* PROBLEM
For the data below, report only the number of lines containing the string "color".

Stored items from a collection
※ ※ ※

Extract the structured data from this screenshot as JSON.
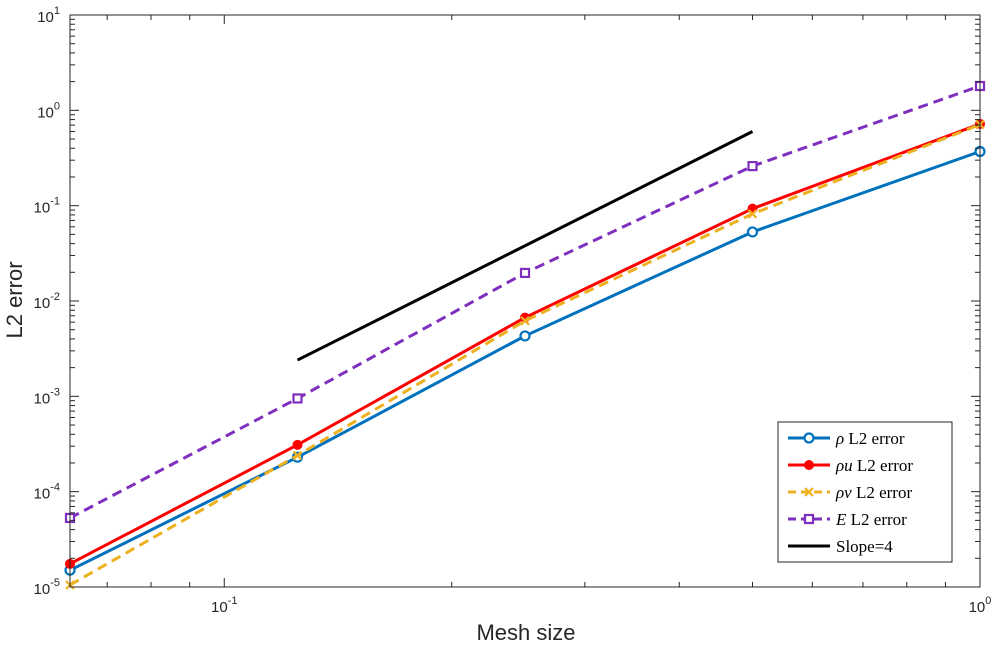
{
  "chart_data": {
    "type": "line",
    "scale": {
      "x": "log",
      "y": "log"
    },
    "xlabel": "Mesh size",
    "ylabel": "L2 error",
    "xlim": [
      0.0625,
      1
    ],
    "ylim": [
      1e-05,
      10
    ],
    "x_ticks": [
      {
        "value": 0.1,
        "base": "10",
        "exp": "-1"
      },
      {
        "value": 1,
        "base": "10",
        "exp": "0"
      }
    ],
    "y_ticks": [
      {
        "value": 1e-05,
        "base": "10",
        "exp": "-5"
      },
      {
        "value": 0.0001,
        "base": "10",
        "exp": "-4"
      },
      {
        "value": 0.001,
        "base": "10",
        "exp": "-3"
      },
      {
        "value": 0.01,
        "base": "10",
        "exp": "-2"
      },
      {
        "value": 0.1,
        "base": "10",
        "exp": "-1"
      },
      {
        "value": 1,
        "base": "10",
        "exp": "0"
      },
      {
        "value": 10,
        "base": "10",
        "exp": "1"
      }
    ],
    "grid": false,
    "legend_position": "bottom-right",
    "series": [
      {
        "name": "ρ L2 error",
        "legend_math": "ρ",
        "legend_text": " L2 error",
        "color": "#0072BD",
        "dash": "solid",
        "marker": "circle",
        "x": [
          0.0625,
          0.125,
          0.25,
          0.5,
          1
        ],
        "values": [
          1.5e-05,
          0.00023,
          0.0043,
          0.053,
          0.37
        ]
      },
      {
        "name": "ρu L2 error",
        "legend_math": "ρu",
        "legend_text": " L2 error",
        "color": "#FF0000",
        "dash": "solid",
        "marker": "dot",
        "x": [
          0.0625,
          0.125,
          0.25,
          0.5,
          1
        ],
        "values": [
          1.75e-05,
          0.00031,
          0.0067,
          0.093,
          0.72
        ]
      },
      {
        "name": "ρv L2 error",
        "legend_math": "ρv",
        "legend_text": " L2 error",
        "color": "#EDB120",
        "dash": "dashed",
        "marker": "x",
        "x": [
          0.0625,
          0.125,
          0.25,
          0.5,
          1
        ],
        "values": [
          1.05e-05,
          0.00024,
          0.0062,
          0.082,
          0.71
        ]
      },
      {
        "name": "E L2 error",
        "legend_math": "E",
        "legend_text": " L2 error",
        "color": "#7E2FBE",
        "dash": "dashed",
        "marker": "square",
        "x": [
          0.0625,
          0.125,
          0.25,
          0.5,
          1
        ],
        "values": [
          5.3e-05,
          0.00095,
          0.0197,
          0.26,
          1.8
        ]
      },
      {
        "name": "Slope=4",
        "legend_math": "",
        "legend_text": "Slope=4",
        "color": "#000000",
        "dash": "solid",
        "marker": "none",
        "x": [
          0.125,
          0.5
        ],
        "values": [
          0.0024,
          0.6
        ]
      }
    ]
  }
}
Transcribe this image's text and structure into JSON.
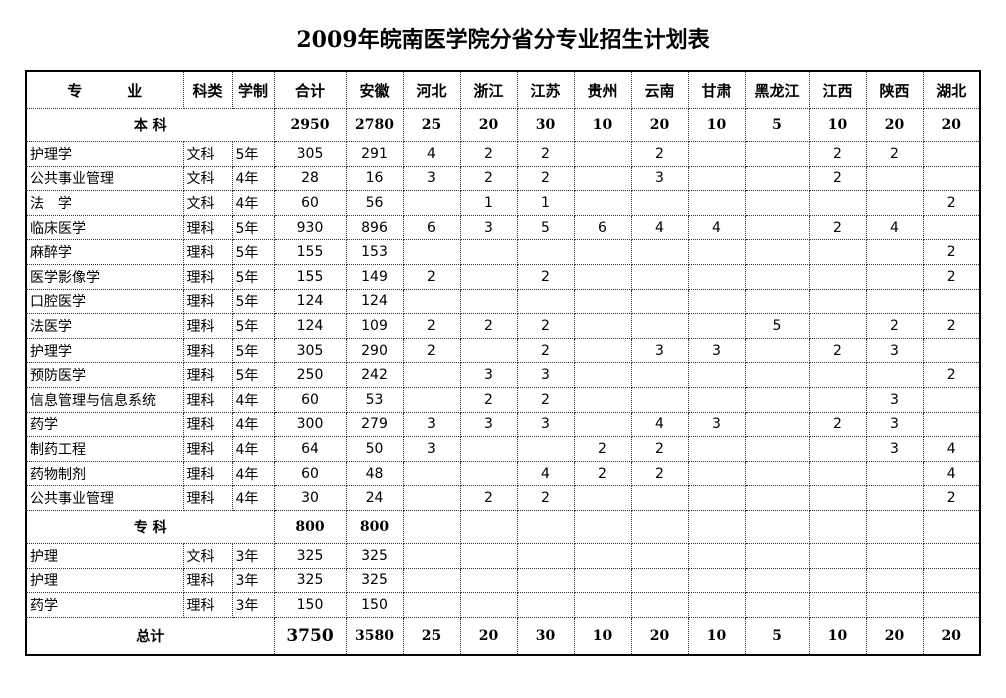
{
  "title": "2009年皖南医学院分省分专业招生计划表",
  "headers": [
    "专　　　业",
    "科类",
    "学制",
    "合计",
    "安徽",
    "河北",
    "浙江",
    "江苏",
    "贵州",
    "云南",
    "甘肃",
    "黑龙江",
    "江西",
    "陕西",
    "湖北"
  ],
  "sections": [
    {
      "label": "本 科",
      "totals": [
        "2950",
        "2780",
        "25",
        "20",
        "30",
        "10",
        "20",
        "10",
        "5",
        "10",
        "20",
        "20"
      ],
      "rows": [
        [
          "护理学",
          "文科",
          "5年",
          "305",
          "291",
          "4",
          "2",
          "2",
          "",
          "2",
          "",
          "",
          "2",
          "2",
          ""
        ],
        [
          "公共事业管理",
          "文科",
          "4年",
          "28",
          "16",
          "3",
          "2",
          "2",
          "",
          "3",
          "",
          "",
          "2",
          "",
          ""
        ],
        [
          "法　学",
          "文科",
          "4年",
          "60",
          "56",
          "",
          "1",
          "1",
          "",
          "",
          "",
          "",
          "",
          "",
          "2"
        ],
        [
          "临床医学",
          "理科",
          "5年",
          "930",
          "896",
          "6",
          "3",
          "5",
          "6",
          "4",
          "4",
          "",
          "2",
          "4",
          ""
        ],
        [
          "麻醉学",
          "理科",
          "5年",
          "155",
          "153",
          "",
          "",
          "",
          "",
          "",
          "",
          "",
          "",
          "",
          "2"
        ],
        [
          "医学影像学",
          "理科",
          "5年",
          "155",
          "149",
          "2",
          "",
          "2",
          "",
          "",
          "",
          "",
          "",
          "",
          "2"
        ],
        [
          "口腔医学",
          "理科",
          "5年",
          "124",
          "124",
          "",
          "",
          "",
          "",
          "",
          "",
          "",
          "",
          "",
          ""
        ],
        [
          "法医学",
          "理科",
          "5年",
          "124",
          "109",
          "2",
          "2",
          "2",
          "",
          "",
          "",
          "5",
          "",
          "2",
          "2"
        ],
        [
          "护理学",
          "理科",
          "5年",
          "305",
          "290",
          "2",
          "",
          "2",
          "",
          "3",
          "3",
          "",
          "2",
          "3",
          ""
        ],
        [
          "预防医学",
          "理科",
          "5年",
          "250",
          "242",
          "",
          "3",
          "3",
          "",
          "",
          "",
          "",
          "",
          "",
          "2"
        ],
        [
          "信息管理与信息系统",
          "理科",
          "4年",
          "60",
          "53",
          "",
          "2",
          "2",
          "",
          "",
          "",
          "",
          "",
          "3",
          ""
        ],
        [
          "药学",
          "理科",
          "4年",
          "300",
          "279",
          "3",
          "3",
          "3",
          "",
          "4",
          "3",
          "",
          "2",
          "3",
          ""
        ],
        [
          "制药工程",
          "理科",
          "4年",
          "64",
          "50",
          "3",
          "",
          "",
          "2",
          "2",
          "",
          "",
          "",
          "3",
          "4"
        ],
        [
          "药物制剂",
          "理科",
          "4年",
          "60",
          "48",
          "",
          "",
          "4",
          "2",
          "2",
          "",
          "",
          "",
          "",
          "4"
        ],
        [
          "公共事业管理",
          "理科",
          "4年",
          "30",
          "24",
          "",
          "2",
          "2",
          "",
          "",
          "",
          "",
          "",
          "",
          "2"
        ]
      ]
    },
    {
      "label": "专 科",
      "totals": [
        "800",
        "800",
        "",
        "",
        "",
        "",
        "",
        "",
        "",
        "",
        "",
        ""
      ],
      "rows": [
        [
          "护理",
          "文科",
          "3年",
          "325",
          "325",
          "",
          "",
          "",
          "",
          "",
          "",
          "",
          "",
          "",
          ""
        ],
        [
          "护理",
          "理科",
          "3年",
          "325",
          "325",
          "",
          "",
          "",
          "",
          "",
          "",
          "",
          "",
          "",
          ""
        ],
        [
          "药学",
          "理科",
          "3年",
          "150",
          "150",
          "",
          "",
          "",
          "",
          "",
          "",
          "",
          "",
          "",
          ""
        ]
      ]
    }
  ],
  "grand_total": {
    "label": "总计",
    "values": [
      "3750",
      "3580",
      "25",
      "20",
      "30",
      "10",
      "20",
      "10",
      "5",
      "10",
      "20",
      "20"
    ]
  }
}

※ ※ ※

* TASK RESULT
5